- [EXERCISE MATERIAL]
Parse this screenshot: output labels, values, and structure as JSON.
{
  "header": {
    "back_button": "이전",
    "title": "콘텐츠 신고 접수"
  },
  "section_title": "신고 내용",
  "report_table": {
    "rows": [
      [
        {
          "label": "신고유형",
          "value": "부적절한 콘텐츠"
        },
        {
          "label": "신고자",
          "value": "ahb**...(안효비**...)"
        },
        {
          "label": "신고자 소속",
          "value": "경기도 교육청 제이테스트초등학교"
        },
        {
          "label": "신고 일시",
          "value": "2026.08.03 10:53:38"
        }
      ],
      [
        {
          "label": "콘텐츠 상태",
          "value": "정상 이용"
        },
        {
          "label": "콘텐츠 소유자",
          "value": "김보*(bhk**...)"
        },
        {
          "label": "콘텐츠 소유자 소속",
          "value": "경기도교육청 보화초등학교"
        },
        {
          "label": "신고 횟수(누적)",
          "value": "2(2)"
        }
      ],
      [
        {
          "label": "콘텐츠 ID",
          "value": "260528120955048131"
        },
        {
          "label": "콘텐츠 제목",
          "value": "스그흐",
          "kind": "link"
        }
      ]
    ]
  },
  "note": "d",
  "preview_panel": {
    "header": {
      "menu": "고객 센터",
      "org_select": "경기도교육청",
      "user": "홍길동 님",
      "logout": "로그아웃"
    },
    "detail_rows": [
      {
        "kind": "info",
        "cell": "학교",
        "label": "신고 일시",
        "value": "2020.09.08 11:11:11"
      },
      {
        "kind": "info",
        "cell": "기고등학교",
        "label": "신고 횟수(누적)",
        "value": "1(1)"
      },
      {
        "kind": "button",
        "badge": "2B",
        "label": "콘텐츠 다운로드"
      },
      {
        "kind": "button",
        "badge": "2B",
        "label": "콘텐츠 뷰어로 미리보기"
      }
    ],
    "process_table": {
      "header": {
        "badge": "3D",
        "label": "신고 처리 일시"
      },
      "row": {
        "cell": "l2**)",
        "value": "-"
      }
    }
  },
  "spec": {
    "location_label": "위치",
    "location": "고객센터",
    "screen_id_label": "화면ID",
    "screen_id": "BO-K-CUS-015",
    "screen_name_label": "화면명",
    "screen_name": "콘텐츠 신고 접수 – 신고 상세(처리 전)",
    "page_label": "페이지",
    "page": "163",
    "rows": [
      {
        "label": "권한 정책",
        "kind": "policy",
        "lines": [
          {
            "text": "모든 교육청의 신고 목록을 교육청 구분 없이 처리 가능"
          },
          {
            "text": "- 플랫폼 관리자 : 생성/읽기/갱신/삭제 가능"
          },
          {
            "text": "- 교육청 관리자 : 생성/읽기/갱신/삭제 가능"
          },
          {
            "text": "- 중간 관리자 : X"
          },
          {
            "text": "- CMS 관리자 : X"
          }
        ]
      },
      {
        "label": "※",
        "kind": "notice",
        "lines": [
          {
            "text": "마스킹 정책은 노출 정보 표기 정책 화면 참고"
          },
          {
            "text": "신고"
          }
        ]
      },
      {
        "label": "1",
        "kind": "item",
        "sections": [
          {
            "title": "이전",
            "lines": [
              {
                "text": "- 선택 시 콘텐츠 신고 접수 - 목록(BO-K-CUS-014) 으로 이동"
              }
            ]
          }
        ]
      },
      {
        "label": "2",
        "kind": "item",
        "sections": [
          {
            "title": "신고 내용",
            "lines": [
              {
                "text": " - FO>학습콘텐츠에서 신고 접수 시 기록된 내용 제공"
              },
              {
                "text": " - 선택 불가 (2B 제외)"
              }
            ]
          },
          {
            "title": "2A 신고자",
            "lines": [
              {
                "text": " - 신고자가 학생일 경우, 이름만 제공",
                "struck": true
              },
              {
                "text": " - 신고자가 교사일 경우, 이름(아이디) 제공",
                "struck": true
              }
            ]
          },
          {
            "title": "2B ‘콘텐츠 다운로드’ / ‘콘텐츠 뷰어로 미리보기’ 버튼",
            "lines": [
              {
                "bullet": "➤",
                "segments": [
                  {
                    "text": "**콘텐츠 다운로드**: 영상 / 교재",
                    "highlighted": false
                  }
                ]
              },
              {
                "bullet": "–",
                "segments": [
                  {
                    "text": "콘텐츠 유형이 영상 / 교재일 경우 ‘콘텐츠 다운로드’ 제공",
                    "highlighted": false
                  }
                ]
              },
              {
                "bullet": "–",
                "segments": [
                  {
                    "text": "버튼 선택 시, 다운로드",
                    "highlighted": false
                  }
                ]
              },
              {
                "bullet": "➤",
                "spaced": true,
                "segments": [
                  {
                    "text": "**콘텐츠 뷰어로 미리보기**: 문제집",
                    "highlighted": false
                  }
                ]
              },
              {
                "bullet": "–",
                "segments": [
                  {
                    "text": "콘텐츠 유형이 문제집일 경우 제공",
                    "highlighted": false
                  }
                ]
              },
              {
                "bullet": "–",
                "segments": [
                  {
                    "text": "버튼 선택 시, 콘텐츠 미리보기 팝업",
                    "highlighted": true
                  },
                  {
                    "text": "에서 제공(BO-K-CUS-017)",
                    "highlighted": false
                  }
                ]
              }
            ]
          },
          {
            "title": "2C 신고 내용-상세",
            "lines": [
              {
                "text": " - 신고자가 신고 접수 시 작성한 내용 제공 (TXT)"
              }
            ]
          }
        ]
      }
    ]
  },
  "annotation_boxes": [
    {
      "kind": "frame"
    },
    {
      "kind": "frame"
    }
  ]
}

- [AIM OF THE TASK] Copy the data above in full, character for character.

- [EXERCISE OUTPUT]
Parse this screenshot: output labels, values, and structure as JSON.
{
  "header": {
    "back_button": "이전",
    "title": "콘텐츠 신고 접수"
  },
  "section_title": "신고 내용",
  "report_table": {
    "rows": [
      [
        {
          "label": "신고유형",
          "value": "부적절한 콘텐츠"
        },
        {
          "label": "신고자",
          "value": "ahb**...(안효비**...)"
        },
        {
          "label": "신고자 소속",
          "value": "경기도 교육청 제이테스트초등학교"
        },
        {
          "label": "신고 일시",
          "value": "2026.08.03 10:53:38"
        }
      ],
      [
        {
          "label": "콘텐츠 상태",
          "value": "정상 이용"
        },
        {
          "label": "콘텐츠 소유자",
          "value": "김보*(bhk**...)"
        },
        {
          "label": "콘텐츠 소유자 소속",
          "value": "경기도교육청 보화초등학교"
        },
        {
          "label": "신고 횟수(누적)",
          "value": "2(2)"
        }
      ],
      [
        {
          "label": "콘텐츠 ID",
          "value": "260528120955048131"
        },
        {
          "label": "콘텐츠 제목",
          "value": "스그흐",
          "kind": "link"
        }
      ]
    ]
  },
  "note": "d",
  "preview_panel": {
    "header": {
      "menu": "고객 센터",
      "org_select": "경기도교육청",
      "user": "홍길동 님",
      "logout": "로그아웃"
    },
    "detail_rows": [
      {
        "kind": "info",
        "cell": "학교",
        "label": "신고 일시",
        "value": "2020.09.08 11:11:11"
      },
      {
        "kind": "info",
        "cell": "기고등학교",
        "label": "신고 횟수(누적)",
        "value": "1(1)"
      },
      {
        "kind": "button",
        "badge": "2B",
        "label": "콘텐츠 다운로드"
      },
      {
        "kind": "button",
        "badge": "2B",
        "label": "콘텐츠 뷰어로 미리보기"
      }
    ],
    "process_table": {
      "header": {
        "badge": "3D",
        "label": "신고 처리 일시"
      },
      "row": {
        "cell": "l2**)",
        "value": "-"
      }
    }
  },
  "spec": {
    "location_label": "위치",
    "location": "고객센터",
    "screen_id_label": "화면ID",
    "screen_id": "BO-K-CUS-015",
    "screen_name_label": "화면명",
    "screen_name": "콘텐츠 신고 접수 – 신고 상세(처리 전)",
    "page_label": "페이지",
    "page": "163",
    "rows": [
      {
        "label": "권한 정책",
        "kind": "policy",
        "lines": [
          {
            "text": "모든 교육청의 신고 목록을 교육청 구분 없이 처리 가능"
          },
          {
            "text": "- 플랫폼 관리자 : 생성/읽기/갱신/삭제 가능"
          },
          {
            "text": "- 교육청 관리자 : 생성/읽기/갱신/삭제 가능"
          },
          {
            "text": "- 중간 관리자 : X"
          },
          {
            "text": "- CMS 관리자 : X"
          }
        ]
      },
      {
        "label": "※",
        "kind": "notice",
        "lines": [
          {
            "text": "마스킹 정책은 노출 정보 표기 정책 화면 참고"
          },
          {
            "text": "신고"
          }
        ]
      },
      {
        "label": "1",
        "kind": "item",
        "sections": [
          {
            "title": "이전",
            "lines": [
              {
                "text": "- 선택 시 콘텐츠 신고 접수 - 목록(BO-K-CUS-014) 으로 이동"
              }
            ]
          }
        ]
      },
      {
        "label": "2",
        "kind": "item",
        "sections": [
          {
            "title": "신고 내용",
            "lines": [
              {
                "text": " - FO>학습콘텐츠에서 신고 접수 시 기록된 내용 제공"
              },
              {
                "text": " - 선택 불가 (2B 제외)"
              }
            ]
          },
          {
            "title": "2A 신고자",
            "lines": [
              {
                "text": " - 신고자가 학생일 경우, 이름만 제공",
                "struck": true
              },
              {
                "text": " - 신고자가 교사일 경우, 이름(아이디) 제공",
                "struck": true
              }
            ]
          },
          {
            "title": "2B ‘콘텐츠 다운로드’ / ‘콘텐츠 뷰어로 미리보기’ 버튼",
            "lines": [
              {
                "bullet": "➤",
                "segments": [
                  {
                    "text": "**콘텐츠 다운로드**: 영상 / 교재",
                    "highlighted": false
                  }
                ]
              },
              {
                "bullet": "–",
                "segments": [
                  {
                    "text": "콘텐츠 유형이 영상 / 교재일 경우 ‘콘텐츠 다운로드’ 제공",
                    "highlighted": false
                  }
                ]
              },
              {
                "bullet": "–",
                "segments": [
                  {
                    "text": "버튼 선택 시, 다운로드",
                    "highlighted": false
                  }
                ]
              },
              {
                "bullet": "➤",
                "spaced": true,
                "segments": [
                  {
                    "text": "**콘텐츠 뷰어로 미리보기**: 문제집",
                    "highlighted": false
                  }
                ]
              },
              {
                "bullet": "–",
                "segments": [
                  {
                    "text": "콘텐츠 유형이 문제집일 경우 제공",
                    "highlighted": false
                  }
                ]
              },
              {
                "bullet": "–",
                "segments": [
                  {
                    "text": "버튼 선택 시, 콘텐츠 미리보기 팝업",
                    "highlighted": true
                  },
                  {
                    "text": "에서 제공(BO-K-CUS-017)",
                    "highlighted": false
                  }
                ]
              }
            ]
          },
          {
            "title": "2C 신고 내용-상세",
            "lines": [
              {
                "text": " - 신고자가 신고 접수 시 작성한 내용 제공 (TXT)"
              }
            ]
          }
        ]
      }
    ]
  },
  "annotation_boxes": [
    {
      "kind": "frame"
    },
    {
      "kind": "frame"
    }
  ]
}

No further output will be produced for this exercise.